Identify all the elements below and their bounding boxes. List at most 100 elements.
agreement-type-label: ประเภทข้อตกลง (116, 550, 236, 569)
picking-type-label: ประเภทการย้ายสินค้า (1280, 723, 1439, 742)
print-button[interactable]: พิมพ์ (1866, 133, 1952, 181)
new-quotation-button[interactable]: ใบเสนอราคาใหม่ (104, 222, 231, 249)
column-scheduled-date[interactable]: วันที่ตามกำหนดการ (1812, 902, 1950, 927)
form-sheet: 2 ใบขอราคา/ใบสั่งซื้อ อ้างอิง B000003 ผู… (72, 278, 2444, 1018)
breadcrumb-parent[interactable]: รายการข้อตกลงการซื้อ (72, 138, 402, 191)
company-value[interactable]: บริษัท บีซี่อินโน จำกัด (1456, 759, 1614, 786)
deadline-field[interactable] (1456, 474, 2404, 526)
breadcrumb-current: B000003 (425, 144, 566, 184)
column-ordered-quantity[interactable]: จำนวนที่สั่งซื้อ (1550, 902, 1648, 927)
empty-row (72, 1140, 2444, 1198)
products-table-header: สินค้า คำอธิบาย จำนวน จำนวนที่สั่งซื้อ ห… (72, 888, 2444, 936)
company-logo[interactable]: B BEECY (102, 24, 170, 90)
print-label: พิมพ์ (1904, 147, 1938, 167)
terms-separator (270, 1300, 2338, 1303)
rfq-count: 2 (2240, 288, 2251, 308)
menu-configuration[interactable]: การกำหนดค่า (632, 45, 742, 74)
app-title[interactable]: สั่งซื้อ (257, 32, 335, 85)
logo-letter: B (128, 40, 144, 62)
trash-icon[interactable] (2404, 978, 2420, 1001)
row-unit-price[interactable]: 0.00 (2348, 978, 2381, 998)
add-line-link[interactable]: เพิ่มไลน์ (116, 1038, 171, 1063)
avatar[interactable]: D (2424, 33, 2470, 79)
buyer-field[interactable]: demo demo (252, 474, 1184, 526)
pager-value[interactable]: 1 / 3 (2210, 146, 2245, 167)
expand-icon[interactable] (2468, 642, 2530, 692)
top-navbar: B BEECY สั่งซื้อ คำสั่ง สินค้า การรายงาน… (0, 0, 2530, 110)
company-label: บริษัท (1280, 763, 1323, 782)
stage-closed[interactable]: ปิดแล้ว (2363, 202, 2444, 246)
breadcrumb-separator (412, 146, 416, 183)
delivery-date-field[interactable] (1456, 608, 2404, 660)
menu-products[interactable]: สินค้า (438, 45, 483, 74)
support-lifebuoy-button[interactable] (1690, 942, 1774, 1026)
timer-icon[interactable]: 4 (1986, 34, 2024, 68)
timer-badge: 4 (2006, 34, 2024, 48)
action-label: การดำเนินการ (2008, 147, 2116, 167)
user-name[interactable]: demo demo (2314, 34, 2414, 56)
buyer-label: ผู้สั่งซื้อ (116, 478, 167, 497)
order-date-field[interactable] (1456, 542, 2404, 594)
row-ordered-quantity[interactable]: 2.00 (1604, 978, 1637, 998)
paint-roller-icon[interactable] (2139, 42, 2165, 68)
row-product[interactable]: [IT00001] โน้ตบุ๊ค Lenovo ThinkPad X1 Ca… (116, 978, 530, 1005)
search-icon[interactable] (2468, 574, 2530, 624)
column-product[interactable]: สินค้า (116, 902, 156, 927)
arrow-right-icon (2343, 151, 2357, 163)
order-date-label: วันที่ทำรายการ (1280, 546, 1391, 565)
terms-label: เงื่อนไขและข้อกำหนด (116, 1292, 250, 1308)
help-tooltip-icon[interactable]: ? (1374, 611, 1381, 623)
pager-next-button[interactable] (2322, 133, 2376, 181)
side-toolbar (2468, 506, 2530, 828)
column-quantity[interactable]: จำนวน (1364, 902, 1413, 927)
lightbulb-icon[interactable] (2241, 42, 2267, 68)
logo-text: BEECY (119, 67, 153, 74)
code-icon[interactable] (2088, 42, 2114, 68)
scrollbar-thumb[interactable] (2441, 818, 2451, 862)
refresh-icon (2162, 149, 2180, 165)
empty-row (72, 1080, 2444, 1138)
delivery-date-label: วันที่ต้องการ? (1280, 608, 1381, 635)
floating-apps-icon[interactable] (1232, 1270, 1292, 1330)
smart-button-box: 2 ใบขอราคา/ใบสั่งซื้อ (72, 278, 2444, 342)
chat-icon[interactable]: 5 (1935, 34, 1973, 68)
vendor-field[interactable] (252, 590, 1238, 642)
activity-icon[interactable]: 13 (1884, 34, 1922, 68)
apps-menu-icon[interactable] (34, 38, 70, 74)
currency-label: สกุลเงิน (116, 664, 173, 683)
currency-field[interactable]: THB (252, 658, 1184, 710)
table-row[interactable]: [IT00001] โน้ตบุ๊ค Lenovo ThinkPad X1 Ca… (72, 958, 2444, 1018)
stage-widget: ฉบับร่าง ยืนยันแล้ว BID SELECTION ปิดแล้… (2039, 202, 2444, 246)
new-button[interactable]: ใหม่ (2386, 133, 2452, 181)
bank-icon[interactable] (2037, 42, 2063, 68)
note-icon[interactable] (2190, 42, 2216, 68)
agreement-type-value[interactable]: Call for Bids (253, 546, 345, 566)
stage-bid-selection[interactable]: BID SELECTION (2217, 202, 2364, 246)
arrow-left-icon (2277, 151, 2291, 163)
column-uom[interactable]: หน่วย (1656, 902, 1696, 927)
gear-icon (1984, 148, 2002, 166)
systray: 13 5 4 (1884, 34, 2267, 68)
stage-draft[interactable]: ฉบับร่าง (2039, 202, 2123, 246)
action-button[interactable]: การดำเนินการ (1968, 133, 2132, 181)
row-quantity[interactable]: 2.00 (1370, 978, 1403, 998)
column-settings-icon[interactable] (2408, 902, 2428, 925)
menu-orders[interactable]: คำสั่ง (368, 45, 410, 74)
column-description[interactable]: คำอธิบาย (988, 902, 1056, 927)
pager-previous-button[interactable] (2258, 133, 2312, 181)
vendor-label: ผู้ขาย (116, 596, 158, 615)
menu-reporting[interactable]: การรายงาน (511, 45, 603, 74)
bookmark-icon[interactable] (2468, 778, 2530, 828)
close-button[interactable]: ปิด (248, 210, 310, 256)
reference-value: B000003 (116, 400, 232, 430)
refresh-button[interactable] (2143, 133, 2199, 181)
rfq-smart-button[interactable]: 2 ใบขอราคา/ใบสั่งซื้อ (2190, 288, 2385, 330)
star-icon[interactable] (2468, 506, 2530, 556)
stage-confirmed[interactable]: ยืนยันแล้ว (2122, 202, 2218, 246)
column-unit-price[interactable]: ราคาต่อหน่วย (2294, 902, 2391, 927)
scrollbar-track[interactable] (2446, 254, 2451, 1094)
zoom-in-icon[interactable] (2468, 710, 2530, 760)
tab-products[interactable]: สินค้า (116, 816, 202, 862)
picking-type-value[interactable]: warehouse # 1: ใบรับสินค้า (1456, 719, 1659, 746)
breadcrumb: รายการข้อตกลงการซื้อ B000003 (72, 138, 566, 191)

• **Exercise aim**
Format the material above as a JSON list of strings, with one string for each line and no blank lines.

• **Complete answer**
[
  "Identify all the elements below and their bounding boxes. List at most 100 elements.",
  "agreement-type-label: ประเภทข้อตกลง (116, 550, 236, 569)",
  "picking-type-label: ประเภทการย้ายสินค้า (1280, 723, 1439, 742)",
  "print-button[interactable]: พิมพ์ (1866, 133, 1952, 181)",
  "new-quotation-button[interactable]: ใบเสนอราคาใหม่ (104, 222, 231, 249)",
  "column-scheduled-date[interactable]: วันที่ตามกำหนดการ (1812, 902, 1950, 927)",
  "form-sheet: 2 ใบขอราคา/ใบสั่งซื้อ อ้างอิง B000003 ผู… (72, 278, 2444, 1018)",
  "breadcrumb-parent[interactable]: รายการข้อตกลงการซื้อ (72, 138, 402, 191)",
  "company-value[interactable]: บริษัท บีซี่อินโน จำกัด (1456, 759, 1614, 786)",
  "deadline-field[interactable] (1456, 474, 2404, 526)",
  "breadcrumb-current: B000003 (425, 144, 566, 184)",
  "column-ordered-quantity[interactable]: จำนวนที่สั่งซื้อ (1550, 902, 1648, 927)",
  "empty-row (72, 1140, 2444, 1198)",
  "products-table-header: สินค้า คำอธิบาย จำนวน จำนวนที่สั่งซื้อ ห… (72, 888, 2444, 936)",
  "company-logo[interactable]: B BEECY (102, 24, 170, 90)",
  "print-label: พิมพ์ (1904, 147, 1938, 167)",
  "terms-separator (270, 1300, 2338, 1303)",
  "rfq-count: 2 (2240, 288, 2251, 308)",
  "menu-configuration[interactable]: การกำหนดค่า (632, 45, 742, 74)",
  "app-title[interactable]: สั่งซื้อ (257, 32, 335, 85)",
  "logo-letter: B (128, 40, 144, 62)",
  "trash-icon[interactable] (2404, 978, 2420, 1001)",
  "row-unit-price[interactable]: 0.00 (2348, 978, 2381, 998)",
  "add-line-link[interactable]: เพิ่มไลน์ (116, 1038, 171, 1063)",
  "avatar[interactable]: D (2424, 33, 2470, 79)",
  "buyer-field[interactable]: demo demo (252, 474, 1184, 526)",
  "pager-value[interactable]: 1 / 3 (2210, 146, 2245, 167)",
  "expand-icon[interactable] (2468, 642, 2530, 692)",
  "top-navbar: B BEECY สั่งซื้อ คำสั่ง สินค้า การรายงาน… (0, 0, 2530, 110)",
  "company-label: บริษัท (1280, 763, 1323, 782)",
  "stage-closed[interactable]: ปิดแล้ว (2363, 202, 2444, 246)",
  "breadcrumb-separator (412, 146, 416, 183)",
  "delivery-date-field[interactable] (1456, 608, 2404, 660)",
  "menu-products[interactable]: สินค้า (438, 45, 483, 74)",
  "support-lifebuoy-button[interactable] (1690, 942, 1774, 1026)",
  "timer-icon[interactable]: 4 (1986, 34, 2024, 68)",
  "timer-badge: 4 (2006, 34, 2024, 48)",
  "action-label: การดำเนินการ (2008, 147, 2116, 167)",
  "user-name[interactable]: demo demo (2314, 34, 2414, 56)",
  "buyer-label: ผู้สั่งซื้อ (116, 478, 167, 497)",
  "order-date-field[interactable] (1456, 542, 2404, 594)",
  "row-ordered-quantity[interactable]: 2.00 (1604, 978, 1637, 998)",
  "paint-roller-icon[interactable] (2139, 42, 2165, 68)",
  "row-product[interactable]: [IT00001] โน้ตบุ๊ค Lenovo ThinkPad X1 Ca… (116, 978, 530, 1005)",
  "search-icon[interactable] (2468, 574, 2530, 624)",
  "column-product[interactable]: สินค้า (116, 902, 156, 927)",
  "arrow-right-icon (2343, 151, 2357, 163)",
  "order-date-label: วันที่ทำรายการ (1280, 546, 1391, 565)",
  "terms-label: เงื่อนไขและข้อกำหนด (116, 1292, 250, 1308)",
  "help-tooltip-icon[interactable]: ? (1374, 611, 1381, 623)",
  "pager-next-button[interactable] (2322, 133, 2376, 181)",
  "side-toolbar (2468, 506, 2530, 828)",
  "column-quantity[interactable]: จำนวน (1364, 902, 1413, 927)",
  "lightbulb-icon[interactable] (2241, 42, 2267, 68)",
  "logo-text: BEECY (119, 67, 153, 74)",
  "code-icon[interactable] (2088, 42, 2114, 68)",
  "scrollbar-thumb[interactable] (2441, 818, 2451, 862)",
  "refresh-icon (2162, 149, 2180, 165)",
  "empty-row (72, 1080, 2444, 1138)",
  "delivery-date-label: วันที่ต้องการ? (1280, 608, 1381, 635)",
  "floating-apps-icon[interactable] (1232, 1270, 1292, 1330)",
  "smart-button-box: 2 ใบขอราคา/ใบสั่งซื้อ (72, 278, 2444, 342)",
  "chat-icon[interactable]: 5 (1935, 34, 1973, 68)",
  "vendor-field[interactable] (252, 590, 1238, 642)",
  "activity-icon[interactable]: 13 (1884, 34, 1922, 68)",
  "apps-menu-icon[interactable] (34, 38, 70, 74)",
  "currency-label: สกุลเงิน (116, 664, 173, 683)",
  "currency-field[interactable]: THB (252, 658, 1184, 710)",
  "table-row[interactable]: [IT00001] โน้ตบุ๊ค Lenovo ThinkPad X1 Ca… (72, 958, 2444, 1018)",
  "stage-widget: ฉบับร่าง ยืนยันแล้ว BID SELECTION ปิดแล้… (2039, 202, 2444, 246)",
  "new-button[interactable]: ใหม่ (2386, 133, 2452, 181)",
  "bank-icon[interactable] (2037, 42, 2063, 68)",
  "note-icon[interactable] (2190, 42, 2216, 68)",
  "agreement-type-value[interactable]: Call for Bids (253, 546, 345, 566)",
  "stage-bid-selection[interactable]: BID SELECTION (2217, 202, 2364, 246)",
  "arrow-left-icon (2277, 151, 2291, 163)",
  "column-uom[interactable]: หน่วย (1656, 902, 1696, 927)",
  "gear-icon (1984, 148, 2002, 166)",
  "systray: 13 5 4 (1884, 34, 2267, 68)",
  "stage-draft[interactable]: ฉบับร่าง (2039, 202, 2123, 246)",
  "action-button[interactable]: การดำเนินการ (1968, 133, 2132, 181)",
  "row-quantity[interactable]: 2.00 (1370, 978, 1403, 998)",
  "column-settings-icon[interactable] (2408, 902, 2428, 925)",
  "menu-orders[interactable]: คำสั่ง (368, 45, 410, 74)",
  "column-description[interactable]: คำอธิบาย (988, 902, 1056, 927)",
  "pager-previous-button[interactable] (2258, 133, 2312, 181)",
  "vendor-label: ผู้ขาย (116, 596, 158, 615)",
  "menu-reporting[interactable]: การรายงาน (511, 45, 603, 74)",
  "bookmark-icon[interactable] (2468, 778, 2530, 828)",
  "close-button[interactable]: ปิด (248, 210, 310, 256)",
  "reference-value: B000003 (116, 400, 232, 430)",
  "refresh-button[interactable] (2143, 133, 2199, 181)",
  "rfq-smart-button[interactable]: 2 ใบขอราคา/ใบสั่งซื้อ (2190, 288, 2385, 330)",
  "star-icon[interactable] (2468, 506, 2530, 556)",
  "stage-confirmed[interactable]: ยืนยันแล้ว (2122, 202, 2218, 246)",
  "column-unit-price[interactable]: ราคาต่อหน่วย (2294, 902, 2391, 927)",
  "scrollbar-track[interactable] (2446, 254, 2451, 1094)",
  "zoom-in-icon[interactable] (2468, 710, 2530, 760)",
  "tab-products[interactable]: สินค้า (116, 816, 202, 862)",
  "picking-type-value[interactable]: warehouse # 1: ใบรับสินค้า (1456, 719, 1659, 746)",
  "breadcrumb: รายการข้อตกลงการซื้อ B000003 (72, 138, 566, 191)"
]